(begin)

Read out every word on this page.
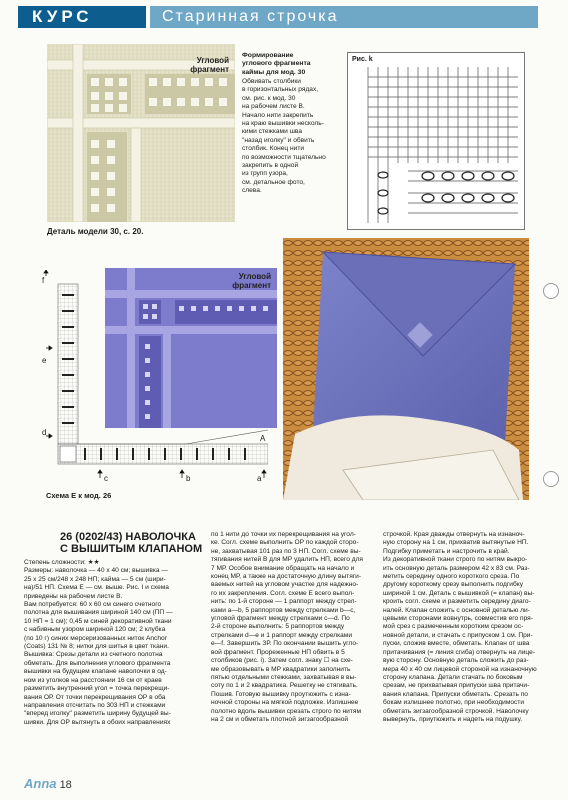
КУРС	Старинная строчка
Угловой
фрагмент
Деталь модели 30, с. 20.
Формирование
углового фрагмента
каймы для мод. 30
Обвивать столбики
в горизонтальных рядах,
см. рис. к мод. 30
на рабочем листе В.
Начало нити закрепить
на краю вышивки несколь-
кими стежками шва
"назад иголку" и обвить
столбик. Конец нити
по возможности тщательно
закрепить в одной
из групп узора,
см. детальное фото,
слева.
Рис. k
f
e
d
c	b	a
A
Угловой
фрагмент
Схема Е к мод. 26
26 (0202/43) НАВОЛОЧКА
С ВЫШИТЫМ КЛАПАНОМ
Степень сложности: ★★
Размеры: наволочка — 40 х 40 см; вышивка —
25 х 25 см/248 х 248 НП; кайма — 5 см (шири-
на)/51 НП. Схема Е — см. выше. Рис. I и схема
приведены на рабочем листе В.
Вам потребуется: 60 х 60 см синего счетного
полотна для вышивания шириной 140 см (ПП —
10 НП = 1 см); 0,45 м синей декоративной ткани
с набивным узором шириной 120 см; 2 клубка
(по 10 г) синих мерсеризованных ниток Anchor
(Coats) 131 № 8; нитки для шитья в цвет ткани.
Вышивка: Срезы детали из счетного полотна
обметать. Для выполнения углового фрагмента
вышивки на будущем клапане наволочки в од-
ном из уголков на расстоянии 16 см от краев
разметить внутренний угол = точка перекрещи-
вания ОР. От точки перекрещивания ОР в оба
направления отсчитать по 303 НП и стежками
"вперед иголку" разметить ширину будущей вы-
шивки. Для ОР вытянуть в обоих направлениях
по 1 нити до точки их перекрещивания на угол-
ке. Согл. схеме выполнить ОР по каждой сторо-
не, захватывая 101 раз по 3 НП. Согл. схеме вы-
тягивания нитей В для МР удалить НП, всего для
7 МР. Особое внимание обращать на начало и
конец МР, а также на достаточную длину вытяги-
ваемых нитей на угловом участке для надежно-
го их закрепления. Согл. схеме Е всего выпол-
нить: по 1-й стороне — 1 раппорт между стрел-
ками а—b, 5 раппортов между стрелками b—c,
угловой фрагмент между стрелками c—d. По
2-й стороне выполнить: 5 раппортов между
стрелками d—e и 1 раппорт между стрелками
e—f. Завершить ЗР. По окончании вышить угло-
вой фрагмент. Прореженные НП обвить в 5
столбиков (рис. i). Затем согл. знаку ☐ на схе-
ме образовывать в МР квадратики заполнить
пятью отдельными стежками, захватывая в вы-
соту по 1 и 2 квадратика. Решетку не стягивать.
Пошив. Готовую вышивку проутюжить с изна-
ночной стороны на мягкой подложке. Излишнее
полотно вдоль вышивки срезать строго по нитям
на 2 см и обметать плотной зигзагообразной
строчкой. Края дважды отвернуть на изнаноч-
ную сторону на 1 см, прихватив вытянутые НП.
Подгибку приметать и настрочить в край.
Из декоративной ткани строго по нитям выкро-
ить основную деталь размером 42 х 83 см. Раз-
метить середину одного короткого среза. По
другому короткому срезу выполнить подгибку
шириной 1 см. Деталь с вышивкой (= клапан) вы-
кроить согл. схеме и разметить середину диаго-
налей. Клапан сложить с основной деталью ли-
цевыми сторонами вовнутрь, совместив его пря-
мой срез с размеченным коротким срезом ос-
новной детали, и стачать с припуском 1 см. При-
пуски, сложив вместе, обметать. Клапан от шва
притачивания (= линия сгиба) отвернуть на лице-
вую сторону. Основную деталь сложить до раз-
мера 40 х 40 см лицевой стороной на изнаночную
сторону клапана. Детали стачать по боковым
срезам, не прихватывая припуски шва притачи-
вания клапана. Припуски обметать. Срезать по
бокам излишнее полотно, при необходимости
обметать зигзагообразной строчкой. Наволочку
вывернуть, приутюжить и надеть на подушку.
Anna 18
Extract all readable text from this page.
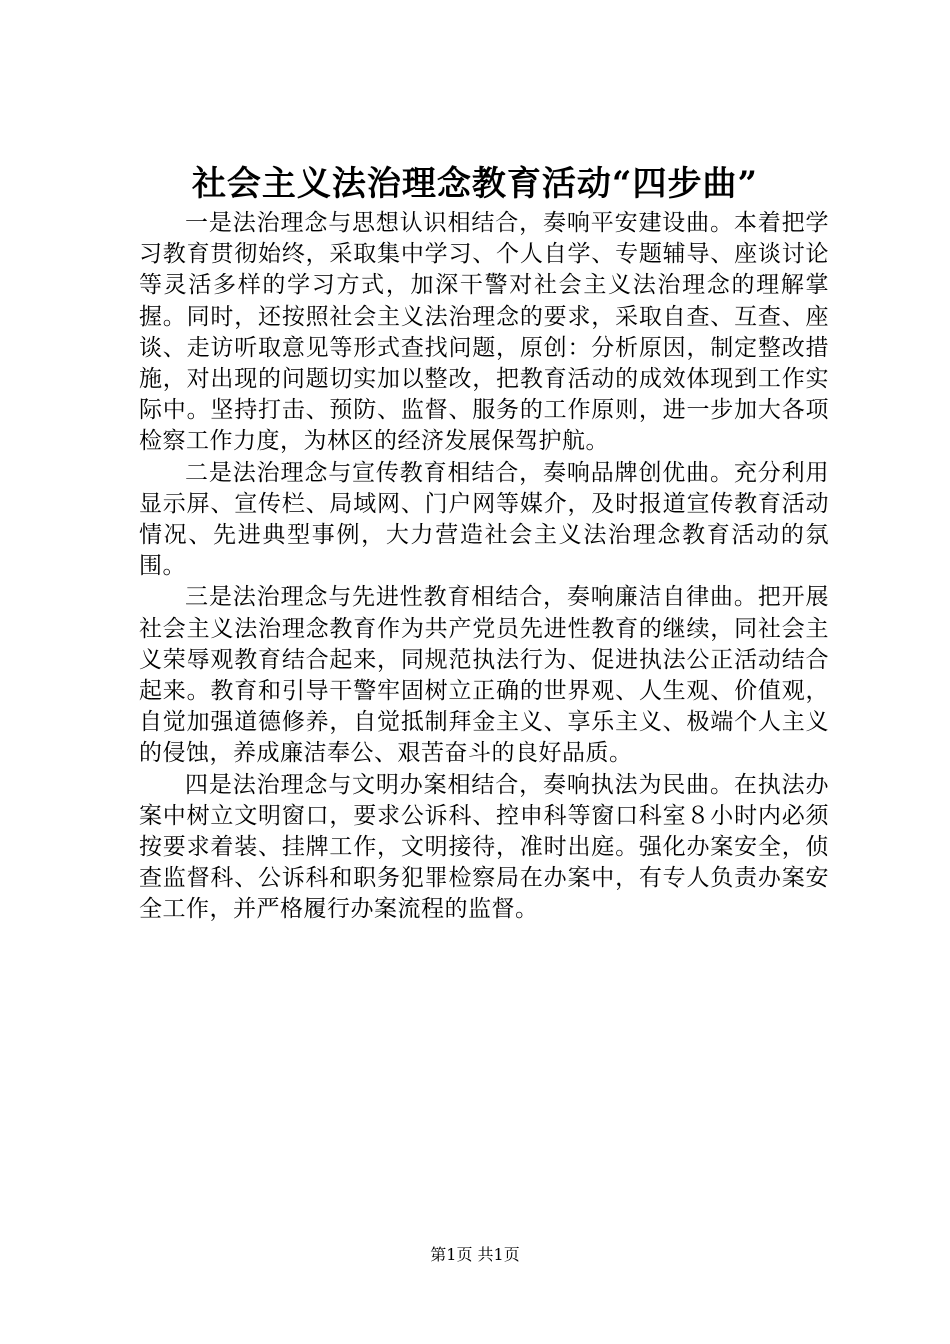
社会主义法治理念教育活动“四步曲”

一是法治理念与思想认识相结合，奏响平安建设曲。本着把学习教育贯彻始终，采取集中学习、个人自学、专题辅导、座谈讨论等灵活多样的学习方式，加深干警对社会主义法治理念的理解掌握。同时，还按照社会主义法治理念的要求，采取自查、互查、座谈、走访听取意见等形式查找问题，原创：分析原因，制定整改措施，对出现的问题切实加以整改，把教育活动的成效体现到工作实际中。坚持打击、预防、监督、服务的工作原则，进一步加大各项检察工作力度，为林区的经济发展保驾护航。

二是法治理念与宣传教育相结合，奏响品牌创优曲。充分利用显示屏、宣传栏、局域网、门户网等媒介，及时报道宣传教育活动情况、先进典型事例，大力营造社会主义法治理念教育活动的氛围。

三是法治理念与先进性教育相结合，奏响廉洁自律曲。把开展社会主义法治理念教育作为共产党员先进性教育的继续，同社会主义荣辱观教育结合起来，同规范执法行为、促进执法公正活动结合起来。教育和引导干警牢固树立正确的世界观、人生观、价值观，自觉加强道德修养，自觉抵制拜金主义、享乐主义、极端个人主义的侵蚀，养成廉洁奉公、艰苦奋斗的良好品质。

四是法治理念与文明办案相结合，奏响执法为民曲。在执法办案中树立文明窗口，要求公诉科、控申科等窗口科室８小时内必须按要求着装、挂牌工作，文明接待，准时出庭。强化办案安全，侦查监督科、公诉科和职务犯罪检察局在办案中，有专人负责办案安全工作，并严格履行办案流程的监督。

第1页 共1页
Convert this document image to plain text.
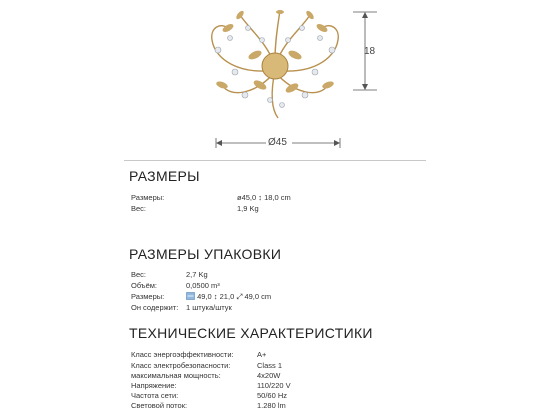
18
Ø45
РАЗМЕРЫ
Размеры:	ø45,0 ↕ 18,0 cm
Вес:	1,9 Kg
РАЗМЕРЫ УПАКОВКИ
Вес:	2,7 Kg
Объём:	0,0500 m³
Размеры:	49,0 ↕ 21,0 ⤢ 49,0 cm
Он содержит: 1 штука/штук
ТЕХНИЧЕСКИЕ ХАРАКТЕРИСТИКИ
Класс энергоэффективности:	A+
Класс электробезопасности:	Class 1
максимальная мощность:	4x20W
Напряжение:	110/220 V
Частота сети:	50/60 Hz
Световой поток:	1.280 lm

(end)

In the records above, find each line with the word "нитей" and copy it.

тягивания нитей В для МР удалить НП, всего для
ваемых нитей на угловом участке для надежно-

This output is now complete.